Written exercise
Beginning with the line that contains "Extract all readable text from this page.", copy each subsequent line of the data below through the last one, including both ends but not the pictures.

----------

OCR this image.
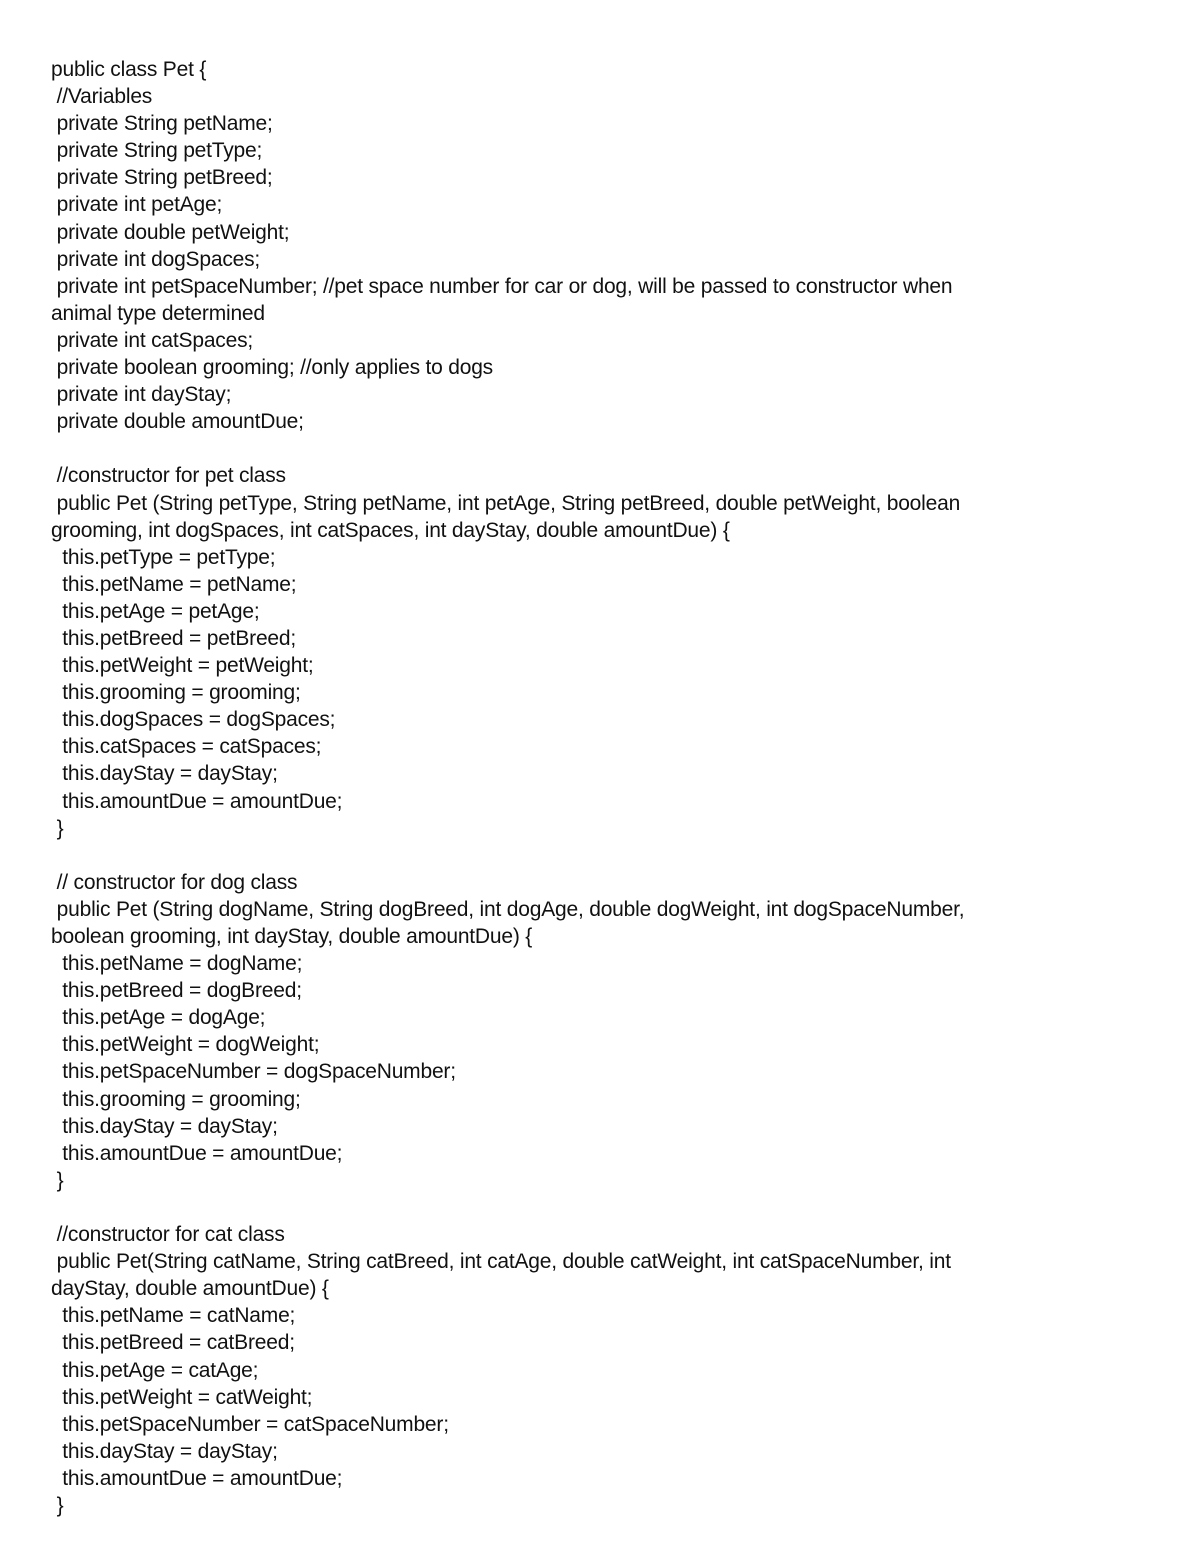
public class Pet {
//Variables
private String petName;
private String petType;
private String petBreed;
private int petAge;
private double petWeight;
private int dogSpaces;
private int petSpaceNumber; //pet space number for car or dog, will be passed to constructor when
animal type determined
private int catSpaces;
private boolean grooming; //only applies to dogs
private int dayStay;
private double amountDue;
//constructor for pet class
public Pet (String petType, String petName, int petAge, String petBreed, double petWeight, boolean
grooming, int dogSpaces, int catSpaces, int dayStay, double amountDue) {
this.petType = petType;
this.petName = petName;
this.petAge = petAge;
this.petBreed = petBreed;
this.petWeight = petWeight;
this.grooming = grooming;
this.dogSpaces = dogSpaces;
this.catSpaces = catSpaces;
this.dayStay = dayStay;
this.amountDue = amountDue;
}
// constructor for dog class
public Pet (String dogName, String dogBreed, int dogAge, double dogWeight, int dogSpaceNumber,
boolean grooming, int dayStay, double amountDue) {
this.petName = dogName;
this.petBreed = dogBreed;
this.petAge = dogAge;
this.petWeight = dogWeight;
this.petSpaceNumber = dogSpaceNumber;
this.grooming = grooming;
this.dayStay = dayStay;
this.amountDue = amountDue;
}
//constructor for cat class
public Pet(String catName, String catBreed, int catAge, double catWeight, int catSpaceNumber, int
dayStay, double amountDue) {
this.petName = catName;
this.petBreed = catBreed;
this.petAge = catAge;
this.petWeight = catWeight;
this.petSpaceNumber = catSpaceNumber;
this.dayStay = dayStay;
this.amountDue = amountDue;
}
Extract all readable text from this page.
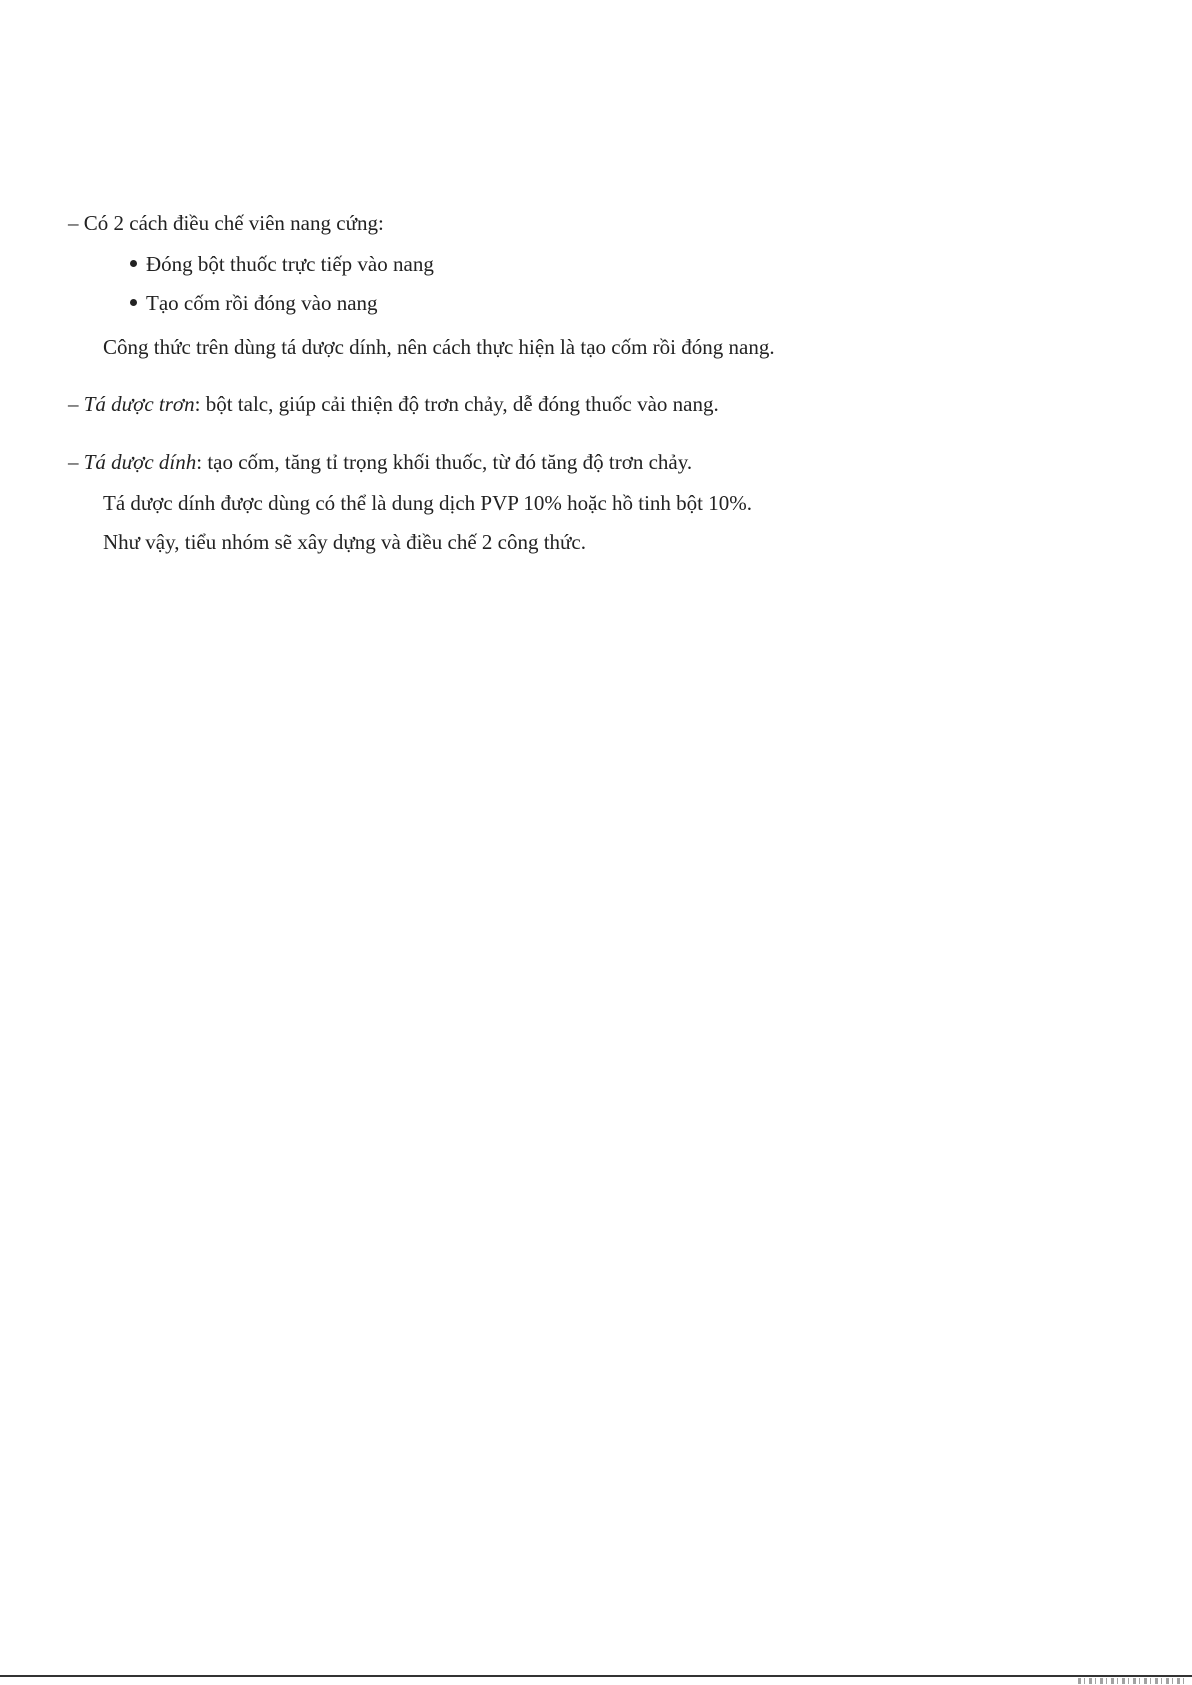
– Có 2 cách điều chế viên nang cứng:
Đóng bột thuốc trực tiếp vào nang
Tạo cốm rồi đóng vào nang
Công thức trên dùng tá dược dính, nên cách thực hiện là tạo cốm rồi đóng nang.
– Tá dược trơn: bột talc, giúp cải thiện độ trơn chảy, dễ đóng thuốc vào nang.
– Tá dược dính: tạo cốm, tăng tỉ trọng khối thuốc, từ đó tăng độ trơn chảy.
Tá dược dính được dùng có thể là dung dịch PVP 10% hoặc hồ tinh bột 10%.
Như vậy, tiểu nhóm sẽ xây dựng và điều chế 2 công thức.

----------

Response for this exercise
Extract all readable text from this page.
– Có 2 cách điều chế viên nang cứng:
Đóng bột thuốc trực tiếp vào nang
Tạo cốm rồi đóng vào nang
Công thức trên dùng tá dược dính, nên cách thực hiện là tạo cốm rồi đóng nang.
– Tá dược trơn: bột talc, giúp cải thiện độ trơn chảy, dễ đóng thuốc vào nang.
– Tá dược dính: tạo cốm, tăng tỉ trọng khối thuốc, từ đó tăng độ trơn chảy.
Tá dược dính được dùng có thể là dung dịch PVP 10% hoặc hồ tinh bột 10%.
Như vậy, tiểu nhóm sẽ xây dựng và điều chế 2 công thức.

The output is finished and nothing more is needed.